We sought out existing solutions to our need for a collaborative digital whiteboard. Luckily, there were several available. After evaluating a few of them, we went with Building a collaborative whiteboard with Fabric.js by Jeroen van Veen. A node.js development environment was setup on a laptop, and customization on Jeroen’s code began. The first thing was to rework it to use the express.js framework for easy templating and routing. The look and feel was also changed by adding a slide-out control menu for editing, inserting text and images, and changing colors.

There was at least one hardship along the way where we ran across a tricky bug dealing with asynchronous loading of images and how to communicate across all clients. After a quick codementor.io debugging session (link for the curious) we were ready to move onto adding other pages that will communicate metrics and calendar events.

Adding these new pages was easy thanks to the express.js framework. Navigation buttons were added to the screen to jump from page to page. Starting with the metrics page, we simply tapped into an internal REST API that we have for metric reporting. We won’t bore you with the details on this, so suffice it to say it gave us a chance to prominently display the most important metrics to the company in a pretty UI.

The calendar events page was a bit more difficult since we had to tie in with the Google Calendar API. The API itself is easy to work with, but the authentication and authorization steps were difficult to get our heads wrapped around. Thanks to the general online community and Google documentation, we were able to use an automated solution by using a Google service account. A secured file is placed on the server which is read in order to authenticate. The service account email was added to our Google Calendar so it’s allowed to pull data. Once this was completed, pulling in the events list was simple (see also Source Code section below). The Moment.js library was fantastic at making short work of formatting and calculating the dates.

### Tasks to perform
(a) In the text about building the collaborative whiteboard, which framework was the original code reworked to use for templating and routing?
(b) Reproduce a passage of the whiteboard text word for word, beginning at the words "The calendar events" and stopping after the words "calculating the dates.".

### Given data
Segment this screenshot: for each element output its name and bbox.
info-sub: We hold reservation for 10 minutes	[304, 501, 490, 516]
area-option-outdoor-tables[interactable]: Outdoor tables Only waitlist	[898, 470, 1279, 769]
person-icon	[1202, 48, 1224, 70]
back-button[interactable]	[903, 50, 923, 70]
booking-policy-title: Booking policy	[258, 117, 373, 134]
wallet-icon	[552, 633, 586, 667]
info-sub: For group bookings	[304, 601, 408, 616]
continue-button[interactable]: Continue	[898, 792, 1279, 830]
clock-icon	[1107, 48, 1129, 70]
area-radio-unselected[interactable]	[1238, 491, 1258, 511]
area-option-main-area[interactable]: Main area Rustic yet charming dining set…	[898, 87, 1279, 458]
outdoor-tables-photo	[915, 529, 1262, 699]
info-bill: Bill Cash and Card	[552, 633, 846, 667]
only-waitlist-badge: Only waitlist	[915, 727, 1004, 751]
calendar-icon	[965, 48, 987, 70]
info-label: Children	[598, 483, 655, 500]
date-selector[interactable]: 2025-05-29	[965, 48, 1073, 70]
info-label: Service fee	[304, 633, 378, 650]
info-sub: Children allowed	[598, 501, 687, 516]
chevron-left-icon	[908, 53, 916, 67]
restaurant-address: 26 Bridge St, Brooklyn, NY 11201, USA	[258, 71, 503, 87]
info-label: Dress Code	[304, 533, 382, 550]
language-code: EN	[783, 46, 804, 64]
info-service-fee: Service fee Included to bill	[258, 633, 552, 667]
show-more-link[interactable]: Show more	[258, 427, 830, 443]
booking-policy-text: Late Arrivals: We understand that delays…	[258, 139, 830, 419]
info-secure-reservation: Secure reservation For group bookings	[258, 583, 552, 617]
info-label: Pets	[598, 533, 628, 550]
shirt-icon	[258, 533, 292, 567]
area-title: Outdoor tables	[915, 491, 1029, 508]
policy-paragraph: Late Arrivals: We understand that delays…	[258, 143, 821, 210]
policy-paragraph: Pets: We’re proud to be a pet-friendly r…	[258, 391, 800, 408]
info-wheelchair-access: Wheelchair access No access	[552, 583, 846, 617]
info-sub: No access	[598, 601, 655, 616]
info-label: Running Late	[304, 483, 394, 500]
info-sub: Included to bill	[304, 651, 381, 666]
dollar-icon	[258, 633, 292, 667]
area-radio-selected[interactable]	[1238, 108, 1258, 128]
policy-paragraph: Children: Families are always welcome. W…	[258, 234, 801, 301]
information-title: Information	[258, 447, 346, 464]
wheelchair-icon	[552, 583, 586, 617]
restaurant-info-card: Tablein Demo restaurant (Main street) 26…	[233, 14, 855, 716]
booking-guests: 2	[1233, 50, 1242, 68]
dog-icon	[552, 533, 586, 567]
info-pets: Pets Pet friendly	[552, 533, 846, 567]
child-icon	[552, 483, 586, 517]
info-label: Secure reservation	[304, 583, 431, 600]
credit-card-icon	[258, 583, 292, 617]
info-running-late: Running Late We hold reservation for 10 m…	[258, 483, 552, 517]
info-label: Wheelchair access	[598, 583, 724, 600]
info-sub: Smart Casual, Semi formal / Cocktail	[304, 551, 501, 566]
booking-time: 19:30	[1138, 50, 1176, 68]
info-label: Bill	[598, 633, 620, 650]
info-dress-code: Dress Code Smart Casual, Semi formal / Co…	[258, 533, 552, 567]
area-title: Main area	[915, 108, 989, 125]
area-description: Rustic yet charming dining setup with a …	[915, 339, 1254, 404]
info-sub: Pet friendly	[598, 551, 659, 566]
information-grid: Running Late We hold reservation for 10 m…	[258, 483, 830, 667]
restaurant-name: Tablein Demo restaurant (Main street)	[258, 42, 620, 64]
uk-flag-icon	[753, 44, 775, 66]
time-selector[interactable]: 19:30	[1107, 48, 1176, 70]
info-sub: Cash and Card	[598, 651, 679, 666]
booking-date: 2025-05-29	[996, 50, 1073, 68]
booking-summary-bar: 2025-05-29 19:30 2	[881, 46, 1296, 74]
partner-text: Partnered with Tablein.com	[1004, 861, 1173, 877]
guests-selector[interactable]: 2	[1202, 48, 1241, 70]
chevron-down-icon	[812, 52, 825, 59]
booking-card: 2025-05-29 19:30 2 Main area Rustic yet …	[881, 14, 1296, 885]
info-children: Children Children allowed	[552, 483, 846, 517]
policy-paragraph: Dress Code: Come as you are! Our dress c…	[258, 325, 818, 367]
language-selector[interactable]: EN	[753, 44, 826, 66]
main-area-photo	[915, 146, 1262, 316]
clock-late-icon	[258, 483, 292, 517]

### Answers for this exercise
(a) The express.js framework.

(b)
The calendar events page was a bit more difficult since we had to tie in with the Google Calendar API. The API itself is easy to work with, but the authentication and authorization steps were difficult to get our heads wrapped around. Thanks to the general online community and Google documentation, we were able to use an automated solution by using a Google service account. A secured file is placed on the server which is read in order to authenticate. The service account email was added to our Google Calendar so it’s allowed to pull data. Once this was completed, pulling in the events list was simple (see also Source Code section below). The Moment.js library was fantastic at making short work of formatting and calculating the dates.